Request
In the copy, keep every record exact and leave out all images.

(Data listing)
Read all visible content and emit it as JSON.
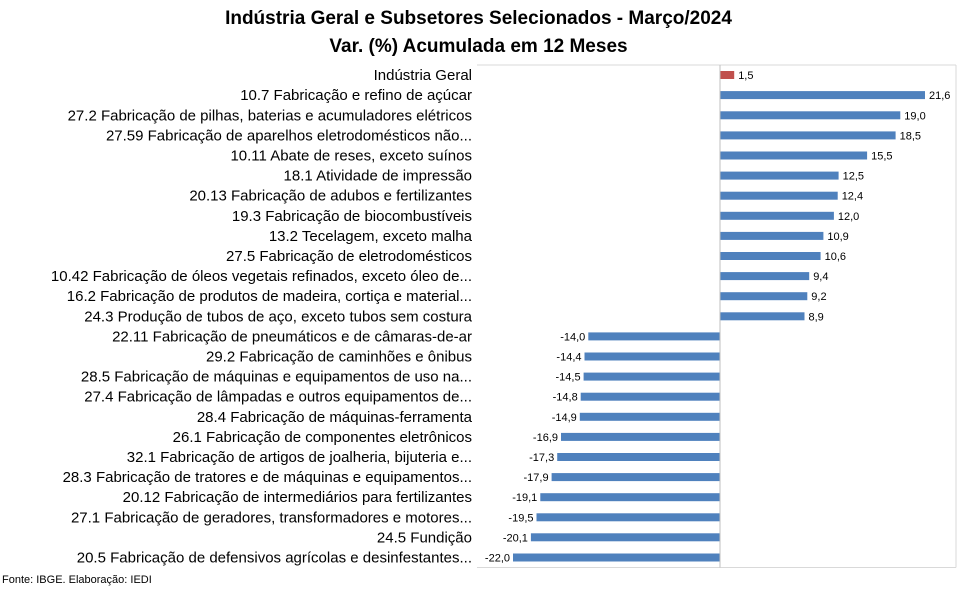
{
  "chart_data": {
    "type": "bar",
    "orientation": "horizontal",
    "title": "Indústria Geral e Subsetores Selecionados - Março/2024",
    "subtitle": "Var. (%) Acumulada em 12 Meses",
    "source": "Fonte: IBGE. Elaboração: IEDI",
    "xlim": [
      -22,
      21.6
    ],
    "grid": false,
    "legend": "none",
    "colors": {
      "highlight": "#c0504d",
      "default": "#4f81bd"
    },
    "categories": [
      "Indústria Geral",
      "10.7 Fabricação e refino de açúcar",
      "27.2 Fabricação de pilhas, baterias e acumuladores elétricos",
      "27.59 Fabricação de aparelhos eletrodomésticos não...",
      "10.11 Abate de reses, exceto suínos",
      "18.1 Atividade de impressão",
      "20.13 Fabricação de adubos e fertilizantes",
      "19.3 Fabricação de biocombustíveis",
      "13.2 Tecelagem, exceto malha",
      "27.5 Fabricação de eletrodomésticos",
      "10.42 Fabricação de óleos vegetais refinados, exceto óleo de...",
      "16.2 Fabricação de produtos de madeira, cortiça e material...",
      "24.3 Produção de tubos de aço, exceto tubos sem costura",
      "22.11 Fabricação de pneumáticos e de câmaras-de-ar",
      "29.2 Fabricação de caminhões e ônibus",
      "28.5 Fabricação de máquinas e equipamentos de uso na...",
      "27.4 Fabricação de lâmpadas e outros equipamentos de...",
      "28.4 Fabricação de máquinas-ferramenta",
      "26.1 Fabricação de componentes eletrônicos",
      "32.1 Fabricação de artigos de joalheria, bijuteria e...",
      "28.3 Fabricação de tratores e de máquinas e equipamentos...",
      "20.12 Fabricação de intermediários para fertilizantes",
      "27.1 Fabricação de geradores, transformadores e motores...",
      "24.5 Fundição",
      "20.5 Fabricação de defensivos agrícolas e desinfestantes..."
    ],
    "values": [
      1.5,
      21.6,
      19.0,
      18.5,
      15.5,
      12.5,
      12.4,
      12.0,
      10.9,
      10.6,
      9.4,
      9.2,
      8.9,
      -14.0,
      -14.4,
      -14.5,
      -14.8,
      -14.9,
      -16.9,
      -17.3,
      -17.9,
      -19.1,
      -19.5,
      -20.1,
      -22.0
    ],
    "value_labels": [
      "1,5",
      "21,6",
      "19,0",
      "18,5",
      "15,5",
      "12,5",
      "12,4",
      "12,0",
      "10,9",
      "10,6",
      "9,4",
      "9,2",
      "8,9",
      "-14,0",
      "-14,4",
      "-14,5",
      "-14,8",
      "-14,9",
      "-16,9",
      "-17,3",
      "-17,9",
      "-19,1",
      "-19,5",
      "-20,1",
      "-22,0"
    ]
  }
}
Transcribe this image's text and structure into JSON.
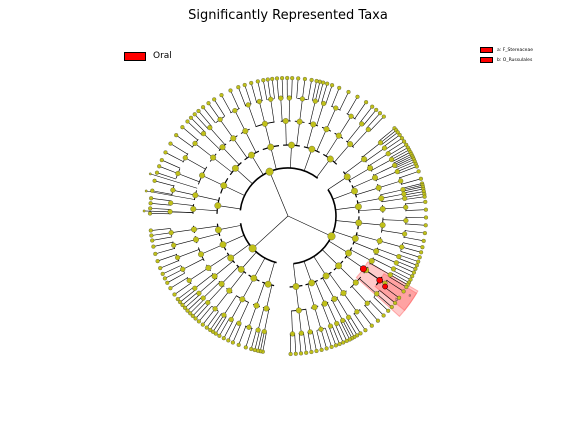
{
  "title": "Significantly Represented Taxa",
  "legend": {
    "group_label": "Oral",
    "group_color": "#ff0000",
    "taxa": [
      {
        "label": "a: F_Stereaceae",
        "color": "#ff0000"
      },
      {
        "label": "b: O_Russulales",
        "color": "#ff0000"
      }
    ]
  },
  "colors": {
    "node_default": "#c0c01a",
    "node_highlight": "#ff0000",
    "branch": "#000000",
    "highlight_fill": "#ff6666"
  },
  "clade_labels": [
    "a",
    "b"
  ]
}
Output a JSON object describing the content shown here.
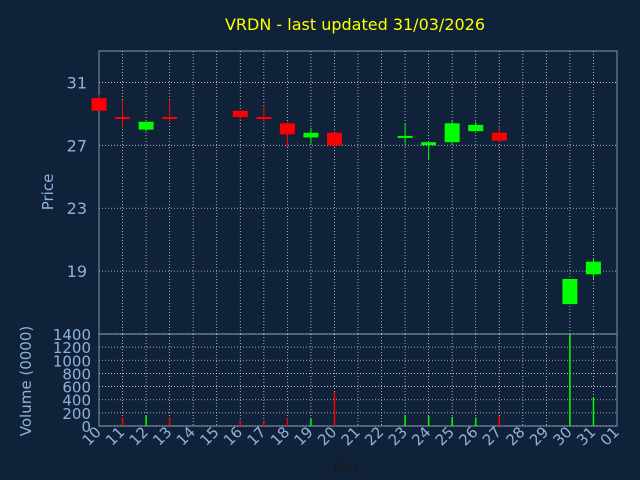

Exercise answer
Read all visible content and emit it as JSON.
{
  "chart_data": {
    "type": "bar",
    "orientation": "horizontal",
    "title": "Indústria Geral e Subsetores Selecionados - Março/2024",
    "subtitle": "Var. (%) Acumulada em 12 Meses",
    "source": "Fonte: IBGE. Elaboração: IEDI",
    "xlim": [
      -22,
      21.6
    ],
    "grid": false,
    "legend": "none",
    "colors": {
      "highlight": "#c0504d",
      "default": "#4f81bd"
    },
    "categories": [
      "Indústria Geral",
      "10.7 Fabricação e refino de açúcar",
      "27.2 Fabricação de pilhas, baterias e acumuladores elétricos",
      "27.59 Fabricação de aparelhos eletrodomésticos não...",
      "10.11 Abate de reses, exceto suínos",
      "18.1 Atividade de impressão",
      "20.13 Fabricação de adubos e fertilizantes",
      "19.3 Fabricação de biocombustíveis",
      "13.2 Tecelagem, exceto malha",
      "27.5 Fabricação de eletrodomésticos",
      "10.42 Fabricação de óleos vegetais refinados, exceto óleo de...",
      "16.2 Fabricação de produtos de madeira, cortiça e material...",
      "24.3 Produção de tubos de aço, exceto tubos sem costura",
      "22.11 Fabricação de pneumáticos e de câmaras-de-ar",
      "29.2 Fabricação de caminhões e ônibus",
      "28.5 Fabricação de máquinas e equipamentos de uso na...",
      "27.4 Fabricação de lâmpadas e outros equipamentos de...",
      "28.4 Fabricação de máquinas-ferramenta",
      "26.1 Fabricação de componentes eletrônicos",
      "32.1 Fabricação de artigos de joalheria, bijuteria e...",
      "28.3 Fabricação de tratores e de máquinas e equipamentos...",
      "20.12 Fabricação de intermediários para fertilizantes",
      "27.1 Fabricação de geradores, transformadores e motores...",
      "24.5 Fundição",
      "20.5 Fabricação de defensivos agrícolas e desinfestantes..."
    ],
    "values": [
      1.5,
      21.6,
      19.0,
      18.5,
      15.5,
      12.5,
      12.4,
      12.0,
      10.9,
      10.6,
      9.4,
      9.2,
      8.9,
      -14.0,
      -14.4,
      -14.5,
      -14.8,
      -14.9,
      -16.9,
      -17.3,
      -17.9,
      -19.1,
      -19.5,
      -20.1,
      -22.0
    ],
    "value_labels": [
      "1,5",
      "21,6",
      "19,0",
      "18,5",
      "15,5",
      "12,5",
      "12,4",
      "12,0",
      "10,9",
      "10,6",
      "9,4",
      "9,2",
      "8,9",
      "-14,0",
      "-14,4",
      "-14,5",
      "-14,8",
      "-14,9",
      "-16,9",
      "-17,3",
      "-17,9",
      "-19,1",
      "-19,5",
      "-20,1",
      "-22,0"
    ]
  }
}
Transcribe this image's text and structure into JSON.
{
  "title": "Significantly Represented Taxa",
  "legend": {
    "group_label": "Oral",
    "group_color": "#ff0000",
    "taxa": [
      {
        "label": "a: F_Stereaceae",
        "color": "#ff0000"
      },
      {
        "label": "b: O_Russulales",
        "color": "#ff0000"
      }
    ]
  },
  "colors": {
    "node_default": "#c0c01a",
    "node_highlight": "#ff0000",
    "branch": "#000000",
    "highlight_fill": "#ff6666"
  },
  "clade_labels": [
    "a",
    "b"
  ]
}
Output a JSON object describing the content shown here.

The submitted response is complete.